Exercise input =>
-- START --
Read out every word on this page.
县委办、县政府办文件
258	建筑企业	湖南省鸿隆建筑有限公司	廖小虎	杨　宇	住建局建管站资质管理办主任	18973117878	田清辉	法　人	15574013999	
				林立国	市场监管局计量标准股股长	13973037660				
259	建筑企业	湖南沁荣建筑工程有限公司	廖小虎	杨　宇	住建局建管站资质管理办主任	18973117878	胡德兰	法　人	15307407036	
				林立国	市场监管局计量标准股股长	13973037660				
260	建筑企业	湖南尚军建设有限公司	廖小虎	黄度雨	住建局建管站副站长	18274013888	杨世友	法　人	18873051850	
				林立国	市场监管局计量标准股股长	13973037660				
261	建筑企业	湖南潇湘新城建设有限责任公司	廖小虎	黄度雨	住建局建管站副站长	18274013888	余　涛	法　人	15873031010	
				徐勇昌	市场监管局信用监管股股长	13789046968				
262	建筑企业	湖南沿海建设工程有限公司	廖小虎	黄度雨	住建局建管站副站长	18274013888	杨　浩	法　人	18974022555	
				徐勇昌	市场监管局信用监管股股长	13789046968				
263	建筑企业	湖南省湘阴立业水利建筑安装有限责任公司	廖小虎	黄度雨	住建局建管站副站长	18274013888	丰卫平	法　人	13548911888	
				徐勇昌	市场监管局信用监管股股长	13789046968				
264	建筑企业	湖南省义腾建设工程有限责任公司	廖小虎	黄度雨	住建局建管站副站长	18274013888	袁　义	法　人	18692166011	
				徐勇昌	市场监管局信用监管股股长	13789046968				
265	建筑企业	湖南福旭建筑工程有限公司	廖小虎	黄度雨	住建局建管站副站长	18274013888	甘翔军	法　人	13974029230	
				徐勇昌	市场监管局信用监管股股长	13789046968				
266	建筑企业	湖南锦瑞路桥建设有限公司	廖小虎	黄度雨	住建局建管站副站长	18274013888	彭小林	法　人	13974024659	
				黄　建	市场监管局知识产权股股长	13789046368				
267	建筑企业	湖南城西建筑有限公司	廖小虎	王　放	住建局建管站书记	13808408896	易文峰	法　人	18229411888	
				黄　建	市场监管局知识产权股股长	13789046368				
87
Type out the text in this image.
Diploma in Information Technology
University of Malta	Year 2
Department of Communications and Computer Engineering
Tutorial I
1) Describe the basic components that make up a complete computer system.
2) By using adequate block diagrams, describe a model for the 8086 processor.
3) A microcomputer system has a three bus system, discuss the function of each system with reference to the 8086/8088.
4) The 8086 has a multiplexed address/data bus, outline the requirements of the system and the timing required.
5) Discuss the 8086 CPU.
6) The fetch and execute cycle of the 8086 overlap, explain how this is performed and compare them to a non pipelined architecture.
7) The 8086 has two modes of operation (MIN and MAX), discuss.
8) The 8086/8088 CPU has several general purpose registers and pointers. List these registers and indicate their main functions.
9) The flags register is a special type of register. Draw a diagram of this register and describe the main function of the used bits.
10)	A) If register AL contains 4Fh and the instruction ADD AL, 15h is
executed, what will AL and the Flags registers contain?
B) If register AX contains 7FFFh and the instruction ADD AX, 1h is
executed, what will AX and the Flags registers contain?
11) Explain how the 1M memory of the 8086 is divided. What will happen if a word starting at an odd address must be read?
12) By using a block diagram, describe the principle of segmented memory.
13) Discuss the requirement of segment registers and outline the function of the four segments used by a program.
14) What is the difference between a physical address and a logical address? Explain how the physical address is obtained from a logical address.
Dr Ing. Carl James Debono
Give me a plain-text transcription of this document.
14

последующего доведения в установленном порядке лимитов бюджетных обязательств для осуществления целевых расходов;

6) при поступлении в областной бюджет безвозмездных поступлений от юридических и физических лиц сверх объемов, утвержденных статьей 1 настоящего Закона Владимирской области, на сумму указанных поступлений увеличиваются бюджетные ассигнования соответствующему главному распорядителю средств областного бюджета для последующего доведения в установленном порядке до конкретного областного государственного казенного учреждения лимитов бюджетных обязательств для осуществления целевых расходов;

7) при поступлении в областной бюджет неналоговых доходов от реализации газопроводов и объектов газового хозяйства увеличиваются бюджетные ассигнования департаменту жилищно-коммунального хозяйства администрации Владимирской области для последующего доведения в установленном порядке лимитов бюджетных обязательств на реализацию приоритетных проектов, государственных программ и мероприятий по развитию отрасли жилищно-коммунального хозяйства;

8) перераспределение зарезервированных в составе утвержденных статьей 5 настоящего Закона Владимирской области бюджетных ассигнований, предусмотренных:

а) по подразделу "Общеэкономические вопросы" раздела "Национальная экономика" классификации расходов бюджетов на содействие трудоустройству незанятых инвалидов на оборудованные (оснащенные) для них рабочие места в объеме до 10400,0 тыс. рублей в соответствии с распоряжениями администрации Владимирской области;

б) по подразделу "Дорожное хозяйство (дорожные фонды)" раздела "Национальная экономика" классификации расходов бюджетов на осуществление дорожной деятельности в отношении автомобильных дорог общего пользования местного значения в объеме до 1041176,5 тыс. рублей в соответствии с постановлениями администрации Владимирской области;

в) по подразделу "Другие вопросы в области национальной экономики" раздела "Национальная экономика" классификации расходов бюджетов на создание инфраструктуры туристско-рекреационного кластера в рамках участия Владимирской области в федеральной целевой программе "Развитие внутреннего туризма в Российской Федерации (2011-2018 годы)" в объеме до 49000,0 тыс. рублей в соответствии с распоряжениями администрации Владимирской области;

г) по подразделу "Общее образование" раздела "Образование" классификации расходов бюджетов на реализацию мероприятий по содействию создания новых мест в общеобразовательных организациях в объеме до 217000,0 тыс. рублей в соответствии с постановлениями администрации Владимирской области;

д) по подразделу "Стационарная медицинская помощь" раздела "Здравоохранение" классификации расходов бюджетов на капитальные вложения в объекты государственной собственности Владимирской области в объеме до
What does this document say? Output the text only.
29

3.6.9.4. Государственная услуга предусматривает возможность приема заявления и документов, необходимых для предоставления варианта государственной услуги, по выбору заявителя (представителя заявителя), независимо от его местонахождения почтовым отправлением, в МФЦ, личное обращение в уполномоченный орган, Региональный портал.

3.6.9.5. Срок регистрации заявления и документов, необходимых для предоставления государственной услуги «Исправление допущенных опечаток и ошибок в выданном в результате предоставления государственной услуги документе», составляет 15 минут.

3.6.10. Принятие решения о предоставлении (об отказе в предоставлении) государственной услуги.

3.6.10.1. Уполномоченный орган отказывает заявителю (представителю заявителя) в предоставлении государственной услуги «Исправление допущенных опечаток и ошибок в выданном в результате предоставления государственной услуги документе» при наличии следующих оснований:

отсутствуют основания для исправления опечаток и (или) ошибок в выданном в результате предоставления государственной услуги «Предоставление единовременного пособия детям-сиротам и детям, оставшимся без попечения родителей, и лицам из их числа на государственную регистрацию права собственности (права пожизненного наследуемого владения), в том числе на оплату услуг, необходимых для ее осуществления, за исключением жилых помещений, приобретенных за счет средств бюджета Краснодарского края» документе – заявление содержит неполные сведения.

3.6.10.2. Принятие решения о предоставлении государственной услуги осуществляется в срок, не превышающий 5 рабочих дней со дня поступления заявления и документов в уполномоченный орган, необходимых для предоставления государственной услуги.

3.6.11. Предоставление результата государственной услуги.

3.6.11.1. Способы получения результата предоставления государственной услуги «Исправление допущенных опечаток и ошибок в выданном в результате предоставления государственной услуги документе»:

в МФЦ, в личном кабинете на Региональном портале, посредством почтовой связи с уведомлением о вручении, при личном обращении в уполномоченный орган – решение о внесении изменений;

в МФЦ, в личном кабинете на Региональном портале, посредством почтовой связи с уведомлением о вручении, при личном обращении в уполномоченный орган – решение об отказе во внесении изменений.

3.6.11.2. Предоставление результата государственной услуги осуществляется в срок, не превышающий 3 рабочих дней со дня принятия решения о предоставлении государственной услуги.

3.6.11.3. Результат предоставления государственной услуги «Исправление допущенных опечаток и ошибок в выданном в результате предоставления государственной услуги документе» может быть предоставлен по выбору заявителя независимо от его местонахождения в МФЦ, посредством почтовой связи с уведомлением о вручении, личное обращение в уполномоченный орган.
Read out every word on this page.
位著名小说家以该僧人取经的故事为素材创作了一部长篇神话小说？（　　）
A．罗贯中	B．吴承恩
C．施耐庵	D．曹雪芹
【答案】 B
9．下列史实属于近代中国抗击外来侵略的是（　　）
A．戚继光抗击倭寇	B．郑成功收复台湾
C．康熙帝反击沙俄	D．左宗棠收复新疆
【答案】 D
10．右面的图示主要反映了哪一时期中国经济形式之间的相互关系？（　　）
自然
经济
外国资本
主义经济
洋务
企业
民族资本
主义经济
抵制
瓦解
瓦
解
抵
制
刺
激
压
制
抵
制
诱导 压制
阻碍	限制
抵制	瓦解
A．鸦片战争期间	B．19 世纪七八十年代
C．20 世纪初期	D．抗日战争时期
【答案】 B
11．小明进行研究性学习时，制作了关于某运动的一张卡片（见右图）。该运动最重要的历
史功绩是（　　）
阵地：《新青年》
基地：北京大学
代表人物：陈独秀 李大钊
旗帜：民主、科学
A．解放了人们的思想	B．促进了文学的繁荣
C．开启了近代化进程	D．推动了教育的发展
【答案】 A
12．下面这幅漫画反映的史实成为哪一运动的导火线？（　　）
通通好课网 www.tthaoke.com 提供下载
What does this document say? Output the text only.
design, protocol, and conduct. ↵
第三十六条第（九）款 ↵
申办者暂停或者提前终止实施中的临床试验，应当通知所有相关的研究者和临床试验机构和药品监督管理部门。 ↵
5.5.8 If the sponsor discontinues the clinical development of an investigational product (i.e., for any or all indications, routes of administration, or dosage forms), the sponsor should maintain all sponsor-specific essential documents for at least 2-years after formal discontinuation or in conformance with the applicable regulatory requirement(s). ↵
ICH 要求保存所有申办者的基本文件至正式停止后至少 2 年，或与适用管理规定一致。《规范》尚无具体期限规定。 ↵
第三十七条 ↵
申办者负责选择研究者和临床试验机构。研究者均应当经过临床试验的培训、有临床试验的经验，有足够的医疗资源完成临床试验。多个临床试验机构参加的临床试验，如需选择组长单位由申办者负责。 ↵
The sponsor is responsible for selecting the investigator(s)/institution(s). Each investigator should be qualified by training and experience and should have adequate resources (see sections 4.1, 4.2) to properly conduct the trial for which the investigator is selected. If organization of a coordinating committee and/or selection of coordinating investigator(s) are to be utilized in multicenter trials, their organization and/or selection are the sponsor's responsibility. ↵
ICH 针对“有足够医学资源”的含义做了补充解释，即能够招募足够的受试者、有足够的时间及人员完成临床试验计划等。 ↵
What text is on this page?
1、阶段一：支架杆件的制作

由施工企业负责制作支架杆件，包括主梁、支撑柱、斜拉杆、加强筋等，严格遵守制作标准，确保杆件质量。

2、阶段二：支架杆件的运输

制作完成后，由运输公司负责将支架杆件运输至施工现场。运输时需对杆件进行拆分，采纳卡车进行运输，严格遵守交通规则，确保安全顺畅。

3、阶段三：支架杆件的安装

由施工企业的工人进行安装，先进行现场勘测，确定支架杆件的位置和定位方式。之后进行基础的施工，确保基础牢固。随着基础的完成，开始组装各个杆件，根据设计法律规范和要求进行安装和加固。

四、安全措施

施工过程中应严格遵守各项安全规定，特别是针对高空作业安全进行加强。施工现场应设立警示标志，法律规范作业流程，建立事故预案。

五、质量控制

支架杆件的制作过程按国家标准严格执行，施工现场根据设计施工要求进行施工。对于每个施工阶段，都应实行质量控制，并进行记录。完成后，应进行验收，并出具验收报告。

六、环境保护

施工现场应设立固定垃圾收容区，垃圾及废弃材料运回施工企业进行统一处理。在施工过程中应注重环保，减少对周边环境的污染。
-- END --
What you need to do => Copy each line holding the word "outline" from the listing above.

Exercise solution =>
4) The 8086 has a multiplexed address/data bus, outline the requirements of the system and the timing required.
13) Discuss the requirement of segment registers and outline the function of the four segments used by a program.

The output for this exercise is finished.